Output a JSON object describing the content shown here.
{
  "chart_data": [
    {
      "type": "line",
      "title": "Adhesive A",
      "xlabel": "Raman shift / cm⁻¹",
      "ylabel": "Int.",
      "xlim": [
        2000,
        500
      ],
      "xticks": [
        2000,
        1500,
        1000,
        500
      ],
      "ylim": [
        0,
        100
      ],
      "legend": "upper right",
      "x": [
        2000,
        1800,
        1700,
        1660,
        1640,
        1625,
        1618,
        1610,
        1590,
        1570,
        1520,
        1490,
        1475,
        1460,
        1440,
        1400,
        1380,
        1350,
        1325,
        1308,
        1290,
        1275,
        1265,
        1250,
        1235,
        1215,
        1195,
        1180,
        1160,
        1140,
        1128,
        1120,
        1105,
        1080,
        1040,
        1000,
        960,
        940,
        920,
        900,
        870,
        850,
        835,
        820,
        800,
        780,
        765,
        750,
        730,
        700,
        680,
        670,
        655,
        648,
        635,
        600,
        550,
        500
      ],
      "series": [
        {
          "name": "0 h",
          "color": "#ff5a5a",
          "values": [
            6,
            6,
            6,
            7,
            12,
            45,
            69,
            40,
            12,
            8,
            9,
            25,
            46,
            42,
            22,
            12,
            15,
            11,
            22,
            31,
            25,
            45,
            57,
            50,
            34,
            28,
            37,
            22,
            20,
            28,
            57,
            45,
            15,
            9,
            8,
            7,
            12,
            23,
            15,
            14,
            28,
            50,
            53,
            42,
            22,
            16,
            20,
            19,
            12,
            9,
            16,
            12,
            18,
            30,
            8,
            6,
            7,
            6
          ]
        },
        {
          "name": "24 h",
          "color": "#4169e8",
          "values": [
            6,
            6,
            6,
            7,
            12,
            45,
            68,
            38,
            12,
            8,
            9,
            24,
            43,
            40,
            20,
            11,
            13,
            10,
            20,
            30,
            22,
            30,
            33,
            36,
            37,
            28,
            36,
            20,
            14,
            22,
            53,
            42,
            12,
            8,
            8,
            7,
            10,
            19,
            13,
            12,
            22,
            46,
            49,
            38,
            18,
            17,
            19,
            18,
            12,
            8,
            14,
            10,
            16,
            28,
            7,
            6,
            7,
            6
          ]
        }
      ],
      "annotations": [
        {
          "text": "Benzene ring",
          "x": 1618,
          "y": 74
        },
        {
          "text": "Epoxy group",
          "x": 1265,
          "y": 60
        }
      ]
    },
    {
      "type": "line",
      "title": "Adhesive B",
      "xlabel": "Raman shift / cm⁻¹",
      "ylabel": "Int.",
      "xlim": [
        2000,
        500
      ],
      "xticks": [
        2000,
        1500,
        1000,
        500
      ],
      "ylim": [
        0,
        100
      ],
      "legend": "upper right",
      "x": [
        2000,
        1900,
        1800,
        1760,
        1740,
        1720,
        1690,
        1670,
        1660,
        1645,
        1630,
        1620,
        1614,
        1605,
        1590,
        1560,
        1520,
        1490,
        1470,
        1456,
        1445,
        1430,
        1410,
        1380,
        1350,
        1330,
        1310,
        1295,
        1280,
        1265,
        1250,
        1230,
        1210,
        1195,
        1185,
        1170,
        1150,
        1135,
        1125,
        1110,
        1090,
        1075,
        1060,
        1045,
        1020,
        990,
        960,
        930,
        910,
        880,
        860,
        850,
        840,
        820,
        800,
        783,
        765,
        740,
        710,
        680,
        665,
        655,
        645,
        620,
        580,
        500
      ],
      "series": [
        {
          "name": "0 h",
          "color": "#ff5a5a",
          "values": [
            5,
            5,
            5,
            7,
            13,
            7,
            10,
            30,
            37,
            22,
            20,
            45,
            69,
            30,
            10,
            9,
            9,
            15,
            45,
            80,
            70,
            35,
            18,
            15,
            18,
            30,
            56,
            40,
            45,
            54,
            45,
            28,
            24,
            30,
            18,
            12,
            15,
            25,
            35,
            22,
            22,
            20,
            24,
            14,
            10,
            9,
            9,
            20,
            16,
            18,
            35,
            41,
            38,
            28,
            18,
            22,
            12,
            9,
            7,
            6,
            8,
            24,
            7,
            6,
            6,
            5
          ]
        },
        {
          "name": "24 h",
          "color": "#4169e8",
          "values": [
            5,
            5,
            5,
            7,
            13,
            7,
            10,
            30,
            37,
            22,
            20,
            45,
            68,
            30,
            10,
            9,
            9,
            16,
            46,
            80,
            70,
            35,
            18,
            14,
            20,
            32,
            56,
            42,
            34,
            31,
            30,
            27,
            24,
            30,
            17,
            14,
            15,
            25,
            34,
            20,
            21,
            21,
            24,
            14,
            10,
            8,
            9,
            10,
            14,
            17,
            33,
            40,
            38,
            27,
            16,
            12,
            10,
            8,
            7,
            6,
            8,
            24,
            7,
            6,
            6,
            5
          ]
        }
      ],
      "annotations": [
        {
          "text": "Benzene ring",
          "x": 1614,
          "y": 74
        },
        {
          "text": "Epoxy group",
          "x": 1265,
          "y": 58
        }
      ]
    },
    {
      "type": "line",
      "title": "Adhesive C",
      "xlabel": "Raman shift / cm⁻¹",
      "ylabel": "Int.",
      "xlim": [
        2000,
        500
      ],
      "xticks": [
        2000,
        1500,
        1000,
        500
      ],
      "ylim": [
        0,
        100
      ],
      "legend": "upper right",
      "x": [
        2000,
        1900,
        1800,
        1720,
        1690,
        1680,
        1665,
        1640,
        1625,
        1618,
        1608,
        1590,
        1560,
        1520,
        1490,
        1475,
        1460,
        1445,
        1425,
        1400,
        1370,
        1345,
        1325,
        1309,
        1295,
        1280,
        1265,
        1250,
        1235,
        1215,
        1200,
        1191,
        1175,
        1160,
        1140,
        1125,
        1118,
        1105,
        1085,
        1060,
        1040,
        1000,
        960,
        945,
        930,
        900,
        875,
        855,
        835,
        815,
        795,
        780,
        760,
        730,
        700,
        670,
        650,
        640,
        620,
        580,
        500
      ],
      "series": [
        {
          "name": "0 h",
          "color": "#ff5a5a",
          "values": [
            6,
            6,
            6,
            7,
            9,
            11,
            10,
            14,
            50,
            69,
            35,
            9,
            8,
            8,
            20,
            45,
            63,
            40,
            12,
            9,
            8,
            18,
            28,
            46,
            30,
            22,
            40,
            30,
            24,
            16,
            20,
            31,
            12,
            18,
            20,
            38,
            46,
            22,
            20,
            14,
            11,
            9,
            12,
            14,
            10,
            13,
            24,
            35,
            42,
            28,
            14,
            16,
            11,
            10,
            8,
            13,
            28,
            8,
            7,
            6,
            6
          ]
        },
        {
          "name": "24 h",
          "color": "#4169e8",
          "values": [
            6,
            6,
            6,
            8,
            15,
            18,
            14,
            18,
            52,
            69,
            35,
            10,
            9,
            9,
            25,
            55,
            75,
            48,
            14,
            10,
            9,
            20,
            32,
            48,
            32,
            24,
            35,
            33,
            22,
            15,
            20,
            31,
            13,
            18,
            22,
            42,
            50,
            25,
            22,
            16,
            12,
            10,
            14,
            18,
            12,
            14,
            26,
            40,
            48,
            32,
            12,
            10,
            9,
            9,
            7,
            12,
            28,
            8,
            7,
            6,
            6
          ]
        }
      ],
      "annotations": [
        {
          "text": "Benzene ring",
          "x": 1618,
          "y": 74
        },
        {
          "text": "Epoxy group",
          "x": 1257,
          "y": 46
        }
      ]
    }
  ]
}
--------
* _Task directions_
Of all the lines in the listing above, how many include "Adhesive"? Write only the number.

* _Exercise result_
3